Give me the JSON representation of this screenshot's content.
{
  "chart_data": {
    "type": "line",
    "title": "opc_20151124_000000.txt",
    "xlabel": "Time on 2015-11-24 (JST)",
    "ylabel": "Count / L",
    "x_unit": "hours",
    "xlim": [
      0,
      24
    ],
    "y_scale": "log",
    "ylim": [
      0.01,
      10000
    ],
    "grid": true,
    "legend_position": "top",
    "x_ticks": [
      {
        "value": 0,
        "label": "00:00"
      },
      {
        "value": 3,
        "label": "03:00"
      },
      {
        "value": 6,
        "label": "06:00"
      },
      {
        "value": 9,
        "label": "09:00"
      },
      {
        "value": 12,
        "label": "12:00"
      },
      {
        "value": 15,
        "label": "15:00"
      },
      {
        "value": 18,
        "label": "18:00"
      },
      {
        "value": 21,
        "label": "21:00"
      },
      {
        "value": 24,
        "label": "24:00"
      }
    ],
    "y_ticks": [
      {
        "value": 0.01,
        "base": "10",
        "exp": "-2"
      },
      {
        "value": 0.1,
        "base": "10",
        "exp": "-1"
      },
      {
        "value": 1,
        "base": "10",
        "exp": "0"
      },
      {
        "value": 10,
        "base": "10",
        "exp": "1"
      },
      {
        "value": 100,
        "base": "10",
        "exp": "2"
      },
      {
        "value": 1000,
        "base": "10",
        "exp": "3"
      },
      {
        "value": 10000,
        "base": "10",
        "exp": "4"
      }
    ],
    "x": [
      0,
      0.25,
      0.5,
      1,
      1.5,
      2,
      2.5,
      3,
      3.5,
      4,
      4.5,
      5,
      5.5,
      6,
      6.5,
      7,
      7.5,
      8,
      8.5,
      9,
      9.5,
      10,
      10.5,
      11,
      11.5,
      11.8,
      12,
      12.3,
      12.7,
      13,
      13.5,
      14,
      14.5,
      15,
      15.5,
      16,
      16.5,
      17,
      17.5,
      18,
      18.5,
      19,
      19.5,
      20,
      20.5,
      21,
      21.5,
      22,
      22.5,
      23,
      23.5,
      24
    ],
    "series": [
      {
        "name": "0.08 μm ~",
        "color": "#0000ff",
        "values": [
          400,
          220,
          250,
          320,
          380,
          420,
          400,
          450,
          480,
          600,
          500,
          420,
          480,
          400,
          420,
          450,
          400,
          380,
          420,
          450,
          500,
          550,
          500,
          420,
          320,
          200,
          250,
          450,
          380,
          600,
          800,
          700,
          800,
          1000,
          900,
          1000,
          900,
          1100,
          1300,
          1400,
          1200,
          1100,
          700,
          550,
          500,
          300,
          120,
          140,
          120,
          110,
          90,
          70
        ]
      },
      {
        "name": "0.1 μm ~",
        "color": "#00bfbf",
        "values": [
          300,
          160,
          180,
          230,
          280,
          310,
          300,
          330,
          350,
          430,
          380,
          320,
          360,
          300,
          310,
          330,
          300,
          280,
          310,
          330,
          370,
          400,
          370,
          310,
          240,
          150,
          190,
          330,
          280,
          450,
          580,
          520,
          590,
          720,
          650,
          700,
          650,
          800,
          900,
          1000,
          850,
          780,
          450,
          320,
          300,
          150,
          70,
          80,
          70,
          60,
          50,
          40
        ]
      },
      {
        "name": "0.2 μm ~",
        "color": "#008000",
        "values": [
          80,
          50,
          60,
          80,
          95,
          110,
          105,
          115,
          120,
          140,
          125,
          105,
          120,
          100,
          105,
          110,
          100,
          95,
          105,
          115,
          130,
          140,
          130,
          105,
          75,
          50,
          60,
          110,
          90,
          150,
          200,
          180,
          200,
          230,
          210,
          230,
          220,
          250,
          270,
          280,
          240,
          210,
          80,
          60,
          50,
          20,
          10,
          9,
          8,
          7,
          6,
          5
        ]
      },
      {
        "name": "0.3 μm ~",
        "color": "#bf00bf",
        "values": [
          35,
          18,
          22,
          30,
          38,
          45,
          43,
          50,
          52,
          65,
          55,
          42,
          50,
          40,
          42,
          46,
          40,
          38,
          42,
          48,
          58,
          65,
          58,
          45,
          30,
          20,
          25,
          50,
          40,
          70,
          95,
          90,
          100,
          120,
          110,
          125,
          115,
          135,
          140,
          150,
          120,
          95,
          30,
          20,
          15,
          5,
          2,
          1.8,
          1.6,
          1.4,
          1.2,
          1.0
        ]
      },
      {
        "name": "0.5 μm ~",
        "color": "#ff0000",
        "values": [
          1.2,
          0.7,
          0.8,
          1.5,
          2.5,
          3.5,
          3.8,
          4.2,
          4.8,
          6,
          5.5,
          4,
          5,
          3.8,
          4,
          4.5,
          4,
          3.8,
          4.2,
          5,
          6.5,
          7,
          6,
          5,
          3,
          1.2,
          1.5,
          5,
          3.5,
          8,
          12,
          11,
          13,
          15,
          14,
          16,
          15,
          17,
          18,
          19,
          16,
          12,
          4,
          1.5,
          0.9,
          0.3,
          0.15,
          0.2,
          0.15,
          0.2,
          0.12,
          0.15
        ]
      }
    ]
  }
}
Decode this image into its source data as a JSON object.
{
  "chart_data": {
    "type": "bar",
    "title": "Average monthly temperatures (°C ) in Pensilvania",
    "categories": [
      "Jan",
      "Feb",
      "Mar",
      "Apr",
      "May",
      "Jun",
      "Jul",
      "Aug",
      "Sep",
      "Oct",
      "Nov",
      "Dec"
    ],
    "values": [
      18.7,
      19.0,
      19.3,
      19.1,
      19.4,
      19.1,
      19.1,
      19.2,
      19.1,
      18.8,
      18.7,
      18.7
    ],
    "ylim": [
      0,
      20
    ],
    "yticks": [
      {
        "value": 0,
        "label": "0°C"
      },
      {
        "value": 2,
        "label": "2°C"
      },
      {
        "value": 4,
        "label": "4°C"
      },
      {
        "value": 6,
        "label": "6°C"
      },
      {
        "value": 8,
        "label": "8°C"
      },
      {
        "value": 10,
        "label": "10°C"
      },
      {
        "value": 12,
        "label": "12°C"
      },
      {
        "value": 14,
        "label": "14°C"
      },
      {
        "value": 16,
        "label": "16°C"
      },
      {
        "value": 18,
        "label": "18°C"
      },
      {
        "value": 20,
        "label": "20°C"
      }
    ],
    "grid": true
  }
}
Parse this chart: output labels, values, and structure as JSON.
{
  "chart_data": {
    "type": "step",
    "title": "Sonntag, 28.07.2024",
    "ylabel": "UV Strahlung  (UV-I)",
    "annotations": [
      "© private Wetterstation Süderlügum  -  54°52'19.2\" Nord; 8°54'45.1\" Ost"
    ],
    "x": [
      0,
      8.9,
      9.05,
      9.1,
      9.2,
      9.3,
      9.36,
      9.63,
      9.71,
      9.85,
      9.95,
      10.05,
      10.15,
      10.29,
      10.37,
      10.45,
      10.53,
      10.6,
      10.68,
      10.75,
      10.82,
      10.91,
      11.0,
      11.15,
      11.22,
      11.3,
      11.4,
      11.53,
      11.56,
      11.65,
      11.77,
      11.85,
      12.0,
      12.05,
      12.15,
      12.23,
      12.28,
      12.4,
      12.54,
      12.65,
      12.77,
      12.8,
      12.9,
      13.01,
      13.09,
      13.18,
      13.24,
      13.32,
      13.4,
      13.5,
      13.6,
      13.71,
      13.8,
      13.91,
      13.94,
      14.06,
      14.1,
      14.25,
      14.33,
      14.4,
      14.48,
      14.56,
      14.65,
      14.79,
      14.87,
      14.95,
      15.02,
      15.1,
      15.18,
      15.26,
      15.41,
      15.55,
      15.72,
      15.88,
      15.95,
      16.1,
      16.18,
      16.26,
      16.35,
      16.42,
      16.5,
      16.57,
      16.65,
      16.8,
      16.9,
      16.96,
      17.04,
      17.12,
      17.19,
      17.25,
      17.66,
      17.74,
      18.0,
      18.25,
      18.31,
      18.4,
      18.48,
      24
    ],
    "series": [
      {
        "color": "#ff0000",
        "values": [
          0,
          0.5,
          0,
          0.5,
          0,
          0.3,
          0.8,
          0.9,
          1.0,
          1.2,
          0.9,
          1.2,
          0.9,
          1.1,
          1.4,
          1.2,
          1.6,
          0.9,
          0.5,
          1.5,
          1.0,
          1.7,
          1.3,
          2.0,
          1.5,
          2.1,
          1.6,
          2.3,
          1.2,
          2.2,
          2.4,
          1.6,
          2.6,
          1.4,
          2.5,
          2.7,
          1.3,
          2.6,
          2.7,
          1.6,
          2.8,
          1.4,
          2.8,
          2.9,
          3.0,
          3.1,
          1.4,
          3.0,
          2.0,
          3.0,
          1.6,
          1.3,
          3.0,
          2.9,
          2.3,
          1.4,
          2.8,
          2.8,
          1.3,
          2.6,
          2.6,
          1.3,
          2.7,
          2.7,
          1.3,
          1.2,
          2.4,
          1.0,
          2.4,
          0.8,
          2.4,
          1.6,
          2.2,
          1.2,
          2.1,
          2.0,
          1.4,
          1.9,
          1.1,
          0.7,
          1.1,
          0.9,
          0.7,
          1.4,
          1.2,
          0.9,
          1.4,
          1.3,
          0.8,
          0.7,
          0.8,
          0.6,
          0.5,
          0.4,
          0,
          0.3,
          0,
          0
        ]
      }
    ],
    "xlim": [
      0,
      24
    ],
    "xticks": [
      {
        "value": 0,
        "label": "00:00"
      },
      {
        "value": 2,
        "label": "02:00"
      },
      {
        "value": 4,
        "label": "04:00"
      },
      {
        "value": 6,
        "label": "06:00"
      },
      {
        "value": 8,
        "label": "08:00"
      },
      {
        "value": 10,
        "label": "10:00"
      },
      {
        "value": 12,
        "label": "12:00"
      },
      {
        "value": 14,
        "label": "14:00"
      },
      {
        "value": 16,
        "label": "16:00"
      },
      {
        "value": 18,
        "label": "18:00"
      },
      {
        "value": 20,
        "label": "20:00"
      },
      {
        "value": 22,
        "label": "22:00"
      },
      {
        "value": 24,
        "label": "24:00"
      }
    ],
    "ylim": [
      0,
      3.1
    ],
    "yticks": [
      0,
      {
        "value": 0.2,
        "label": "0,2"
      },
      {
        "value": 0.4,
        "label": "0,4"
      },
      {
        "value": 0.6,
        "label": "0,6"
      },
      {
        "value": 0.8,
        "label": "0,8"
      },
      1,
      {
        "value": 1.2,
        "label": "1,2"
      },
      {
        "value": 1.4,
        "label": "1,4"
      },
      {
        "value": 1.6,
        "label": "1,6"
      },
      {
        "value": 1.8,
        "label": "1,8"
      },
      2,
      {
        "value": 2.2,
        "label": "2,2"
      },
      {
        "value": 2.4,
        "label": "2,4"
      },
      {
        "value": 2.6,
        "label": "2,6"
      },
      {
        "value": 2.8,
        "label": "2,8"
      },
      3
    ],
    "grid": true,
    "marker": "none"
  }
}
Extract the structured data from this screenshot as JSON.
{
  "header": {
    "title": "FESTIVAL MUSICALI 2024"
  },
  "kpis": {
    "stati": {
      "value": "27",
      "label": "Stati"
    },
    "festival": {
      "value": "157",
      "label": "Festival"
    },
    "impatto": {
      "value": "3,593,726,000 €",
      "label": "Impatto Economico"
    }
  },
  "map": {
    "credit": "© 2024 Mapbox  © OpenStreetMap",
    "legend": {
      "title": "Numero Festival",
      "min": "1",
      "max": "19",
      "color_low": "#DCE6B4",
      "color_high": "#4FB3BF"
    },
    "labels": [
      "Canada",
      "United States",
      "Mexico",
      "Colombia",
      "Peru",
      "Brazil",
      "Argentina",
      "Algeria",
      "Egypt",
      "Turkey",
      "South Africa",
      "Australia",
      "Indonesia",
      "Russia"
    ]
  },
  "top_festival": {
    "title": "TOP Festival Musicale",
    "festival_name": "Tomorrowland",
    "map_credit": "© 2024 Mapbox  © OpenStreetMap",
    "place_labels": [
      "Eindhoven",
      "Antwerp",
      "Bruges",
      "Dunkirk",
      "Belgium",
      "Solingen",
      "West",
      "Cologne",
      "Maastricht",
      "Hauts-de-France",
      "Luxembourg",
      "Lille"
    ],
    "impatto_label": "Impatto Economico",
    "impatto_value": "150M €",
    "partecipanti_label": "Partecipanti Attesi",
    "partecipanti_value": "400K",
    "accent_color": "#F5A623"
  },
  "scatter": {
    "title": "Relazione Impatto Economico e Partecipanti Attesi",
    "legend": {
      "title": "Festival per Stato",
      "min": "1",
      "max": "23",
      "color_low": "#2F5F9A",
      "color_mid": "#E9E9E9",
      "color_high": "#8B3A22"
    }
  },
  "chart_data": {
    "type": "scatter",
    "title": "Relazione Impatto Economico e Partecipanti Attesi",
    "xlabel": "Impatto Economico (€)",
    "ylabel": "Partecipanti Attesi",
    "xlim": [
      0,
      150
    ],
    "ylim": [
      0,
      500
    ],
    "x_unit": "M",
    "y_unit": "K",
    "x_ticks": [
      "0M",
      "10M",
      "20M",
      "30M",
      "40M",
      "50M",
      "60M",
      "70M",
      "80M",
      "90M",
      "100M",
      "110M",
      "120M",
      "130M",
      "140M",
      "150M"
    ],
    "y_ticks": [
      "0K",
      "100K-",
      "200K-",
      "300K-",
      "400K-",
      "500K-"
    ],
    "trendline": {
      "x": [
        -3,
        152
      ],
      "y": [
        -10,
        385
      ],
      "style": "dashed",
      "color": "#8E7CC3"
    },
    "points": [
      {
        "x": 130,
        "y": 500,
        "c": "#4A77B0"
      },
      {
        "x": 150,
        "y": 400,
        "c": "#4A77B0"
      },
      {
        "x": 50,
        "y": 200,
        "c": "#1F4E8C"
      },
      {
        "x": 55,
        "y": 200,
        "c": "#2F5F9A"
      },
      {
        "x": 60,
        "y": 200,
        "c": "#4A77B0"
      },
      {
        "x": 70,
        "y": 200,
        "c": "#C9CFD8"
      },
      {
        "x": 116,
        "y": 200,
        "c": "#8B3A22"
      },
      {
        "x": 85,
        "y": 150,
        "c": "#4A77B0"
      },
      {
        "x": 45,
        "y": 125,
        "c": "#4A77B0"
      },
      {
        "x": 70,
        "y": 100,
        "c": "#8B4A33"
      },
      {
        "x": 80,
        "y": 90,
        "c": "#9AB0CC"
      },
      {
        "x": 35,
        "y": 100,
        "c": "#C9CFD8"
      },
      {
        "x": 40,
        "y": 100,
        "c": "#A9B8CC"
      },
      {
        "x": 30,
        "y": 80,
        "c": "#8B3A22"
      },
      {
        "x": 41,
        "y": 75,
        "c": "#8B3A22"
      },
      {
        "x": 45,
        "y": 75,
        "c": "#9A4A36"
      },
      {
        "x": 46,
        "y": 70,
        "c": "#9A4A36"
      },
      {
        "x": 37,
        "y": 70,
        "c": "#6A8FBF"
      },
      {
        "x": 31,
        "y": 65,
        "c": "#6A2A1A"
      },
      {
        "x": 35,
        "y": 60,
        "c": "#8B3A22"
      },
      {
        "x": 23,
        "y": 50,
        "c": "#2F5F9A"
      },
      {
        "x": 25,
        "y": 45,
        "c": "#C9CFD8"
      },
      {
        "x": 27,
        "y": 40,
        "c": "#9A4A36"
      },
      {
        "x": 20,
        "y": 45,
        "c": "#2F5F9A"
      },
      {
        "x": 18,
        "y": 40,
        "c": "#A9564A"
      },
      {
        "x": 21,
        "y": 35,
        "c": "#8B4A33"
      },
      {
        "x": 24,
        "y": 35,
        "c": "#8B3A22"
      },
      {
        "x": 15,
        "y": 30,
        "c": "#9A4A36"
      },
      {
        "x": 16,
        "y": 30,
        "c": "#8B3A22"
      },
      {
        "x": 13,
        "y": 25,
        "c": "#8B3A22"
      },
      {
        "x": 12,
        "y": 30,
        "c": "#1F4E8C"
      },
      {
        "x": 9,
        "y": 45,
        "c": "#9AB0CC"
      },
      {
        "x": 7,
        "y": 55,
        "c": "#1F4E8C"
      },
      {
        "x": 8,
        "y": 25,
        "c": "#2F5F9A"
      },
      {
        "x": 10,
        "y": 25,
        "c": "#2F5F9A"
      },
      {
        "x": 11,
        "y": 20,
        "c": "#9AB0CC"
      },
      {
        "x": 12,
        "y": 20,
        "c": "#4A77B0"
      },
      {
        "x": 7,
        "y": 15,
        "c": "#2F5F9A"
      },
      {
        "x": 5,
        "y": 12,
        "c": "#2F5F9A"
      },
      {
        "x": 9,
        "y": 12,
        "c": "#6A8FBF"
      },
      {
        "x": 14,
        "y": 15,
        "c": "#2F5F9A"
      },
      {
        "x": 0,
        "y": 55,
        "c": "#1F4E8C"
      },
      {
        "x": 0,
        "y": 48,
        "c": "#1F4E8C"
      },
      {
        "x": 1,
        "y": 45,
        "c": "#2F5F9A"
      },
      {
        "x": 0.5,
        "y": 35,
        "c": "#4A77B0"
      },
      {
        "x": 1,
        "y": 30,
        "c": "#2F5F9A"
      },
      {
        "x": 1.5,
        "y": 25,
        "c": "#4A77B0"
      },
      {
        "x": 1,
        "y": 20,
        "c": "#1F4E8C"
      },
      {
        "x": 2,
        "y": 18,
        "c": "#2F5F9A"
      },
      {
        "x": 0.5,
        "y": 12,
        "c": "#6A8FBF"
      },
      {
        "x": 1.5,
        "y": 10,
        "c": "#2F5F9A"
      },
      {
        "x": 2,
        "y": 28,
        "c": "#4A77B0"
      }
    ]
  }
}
**********
- **The problem**: Collect the lines that hold "Attesi".

- **Output of the exercise**:
    "partecipanti_label": "Partecipanti Attesi",
    "title": "Relazione Impatto Economico e Partecipanti Attesi",
    "title": "Relazione Impatto Economico e Partecipanti Attesi",
    "ylabel": "Partecipanti Attesi",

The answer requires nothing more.